▶ **GOAL**
Find the string "this" in the entries and copy each line that has it.

▶ **PROVIDED RECORDS**
☆ ☆ ☆ ☆ ☆
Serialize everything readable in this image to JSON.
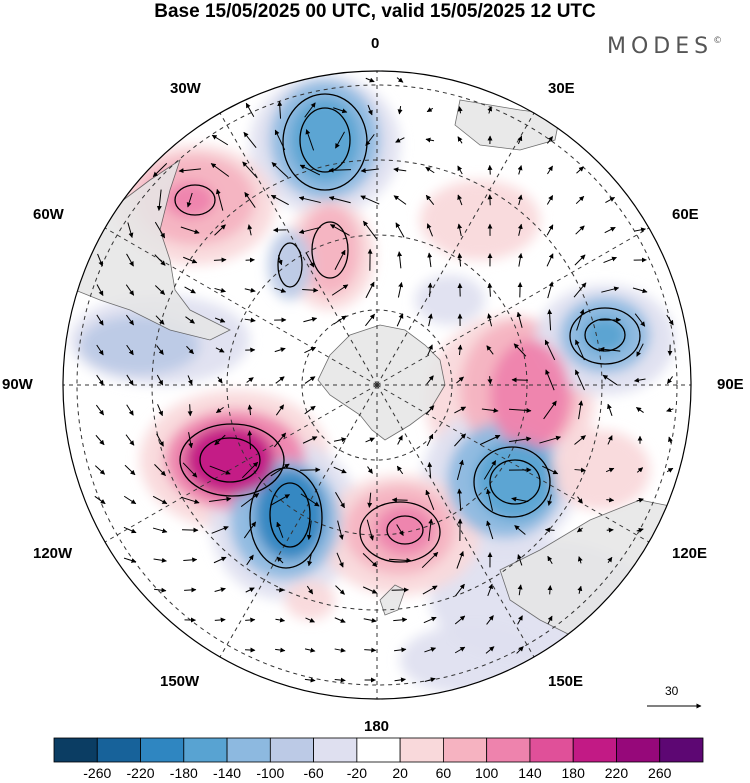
{
  "title": "Base 15/05/2025 00 UTC, valid 15/05/2025 12 UTC",
  "brand": {
    "name": "MODES",
    "mark": "©"
  },
  "map": {
    "projection": "south-polar-stereographic",
    "longitude_labels": [
      "0",
      "30E",
      "60E",
      "90E",
      "120E",
      "150E",
      "180",
      "150W",
      "120W",
      "90W",
      "60W",
      "30W"
    ],
    "reference_vector": {
      "value": "30"
    },
    "colors": {
      "land": "#e6e6e6",
      "coast": "#555555",
      "grid": "#333333",
      "vector": "#000000",
      "contour": "#000000"
    }
  },
  "colorbar": {
    "tick_labels": [
      "-260",
      "-220",
      "-180",
      "-140",
      "-100",
      "-60",
      "-20",
      "20",
      "60",
      "100",
      "140",
      "180",
      "220",
      "260"
    ],
    "colors": [
      "#0b3d63",
      "#17629a",
      "#2f86c1",
      "#58a3d2",
      "#8db9e0",
      "#bccae6",
      "#dfe0f0",
      "#ffffff",
      "#f9d9db",
      "#f6b3c1",
      "#ee83ad",
      "#e05099",
      "#c21a85",
      "#96087a",
      "#5d0773"
    ]
  }
}
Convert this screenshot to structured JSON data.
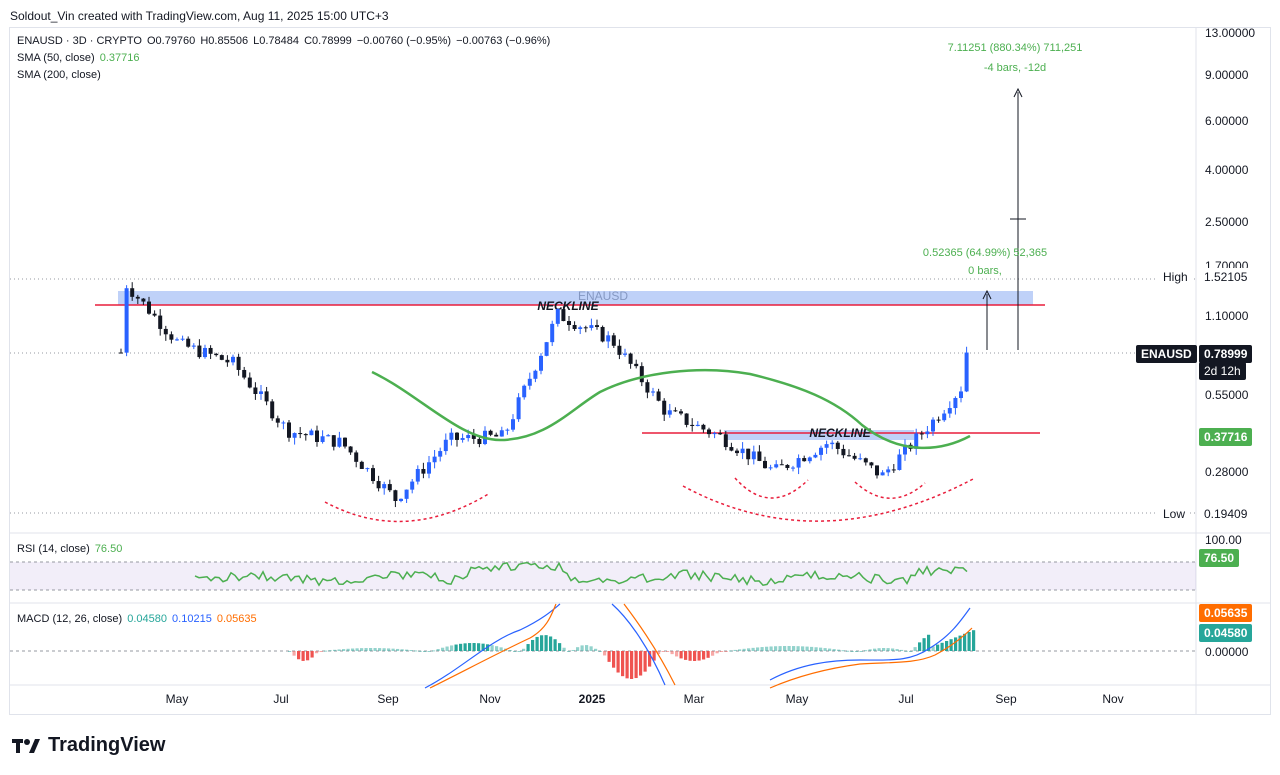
{
  "header": {
    "text": "Soldout_Vin created with TradingView.com, Aug 11, 2025 15:00 UTC+3"
  },
  "legend": {
    "symbol_line": "ENAUSD · 3D · CRYPTO",
    "open": "O0.79760",
    "high": "H0.85506",
    "low": "L0.78484",
    "close": "C0.78999",
    "change": "−0.00760 (−0.95%)",
    "change2": "−0.00763 (−0.96%)",
    "sma50_label": "SMA (50, close)",
    "sma50_value": "0.37716",
    "sma200_label": "SMA (200, close)"
  },
  "watermark": "ENAUSD",
  "price_axis": {
    "ticks": [
      "13.00000",
      "9.00000",
      "6.00000",
      "4.00000",
      "2.50000",
      "1.70000",
      "1.10000",
      "0.55000",
      "0.28000"
    ],
    "high_label": "High",
    "high_value": "1.52105",
    "low_label": "Low",
    "low_value": "0.19409",
    "symbol_badge": "ENAUSD",
    "last_price": "0.78999",
    "countdown": "2d 12h",
    "sma_badge": "0.37716"
  },
  "time_axis": {
    "labels": [
      "May",
      "Jul",
      "Sep",
      "Nov",
      "2025",
      "Mar",
      "May",
      "Jul",
      "Sep",
      "Nov"
    ]
  },
  "annotations": {
    "neckline_1": "NECKLINE",
    "neckline_2": "NECKLINE",
    "measure_big_1": "7.11251 (880.34%) 711,251",
    "measure_big_2": "-4 bars, -12d",
    "measure_small_1": "0.52365 (64.99%) 52,365",
    "measure_small_2": "0 bars,"
  },
  "rsi": {
    "label": "RSI (14, close)",
    "value": "76.50",
    "axis_top": "100.00",
    "badge": "76.50"
  },
  "macd": {
    "label": "MACD (12, 26, close)",
    "v1": "0.04580",
    "v2": "0.10215",
    "v3": "0.05635",
    "badge_orange": "0.05635",
    "badge_teal": "0.04580",
    "axis_zero": "0.00000"
  },
  "footer": {
    "brand": "TradingView"
  },
  "colors": {
    "up": "#2962ff",
    "down": "#131722",
    "sma50": "#4caf50",
    "neckline": "#e91e3c",
    "zone": "#a9c1f5",
    "rsi_line": "#4caf50",
    "macd_line": "#2962ff",
    "signal_line": "#ff6d00",
    "hist_pos": "#26a69a",
    "hist_neg": "#ef5350"
  },
  "chart_data": [
    {
      "type": "candlestick",
      "title": "ENAUSD · 3D · CRYPTO",
      "yscale": "log",
      "xlabel": "",
      "ylabel": "",
      "x_labels": [
        "May",
        "Jul",
        "Sep",
        "Nov",
        "2025",
        "Mar",
        "May",
        "Jul",
        "Sep",
        "Nov"
      ],
      "close_path": [
        {
          "x": "Apr 2024",
          "y": 0.75
        },
        {
          "x": "Apr 2024",
          "y": 1.45
        },
        {
          "x": "May 2024",
          "y": 0.85
        },
        {
          "x": "Jun 2024",
          "y": 0.72
        },
        {
          "x": "Jul 2024",
          "y": 0.4
        },
        {
          "x": "Aug 2024",
          "y": 0.36
        },
        {
          "x": "Sep 2024",
          "y": 0.22
        },
        {
          "x": "Oct 2024",
          "y": 0.37
        },
        {
          "x": "Nov 2024",
          "y": 0.38
        },
        {
          "x": "Dec 2024",
          "y": 1.1
        },
        {
          "x": "Jan 2025",
          "y": 0.88
        },
        {
          "x": "Feb 2025",
          "y": 0.47
        },
        {
          "x": "Mar 2025",
          "y": 0.38
        },
        {
          "x": "Apr 2025",
          "y": 0.28
        },
        {
          "x": "May 2025",
          "y": 0.36
        },
        {
          "x": "Jun 2025",
          "y": 0.27
        },
        {
          "x": "Jul 2025",
          "y": 0.45
        },
        {
          "x": "Aug 2025",
          "y": 0.79
        }
      ],
      "series": [
        {
          "name": "SMA (50, close)",
          "last": 0.37716
        }
      ],
      "levels": {
        "high": 1.52105,
        "low": 0.19409,
        "last": 0.78999
      }
    },
    {
      "type": "line",
      "title": "RSI (14, close)",
      "series": [
        {
          "name": "RSI (14, close)",
          "last": 76.5
        }
      ]
    },
    {
      "type": "line",
      "title": "MACD (12, 26, close)",
      "series": [
        {
          "name": "MACD",
          "last": 0.10215
        },
        {
          "name": "Signal",
          "last": 0.05635
        },
        {
          "name": "Histogram",
          "last": 0.0458
        }
      ]
    }
  ]
}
☆ ☆ ☆ ☆ ☆
▶ **EXERCISE RESULT**
Serialize everything readable in this image to JSON.
Convert this screenshot to structured JSON data.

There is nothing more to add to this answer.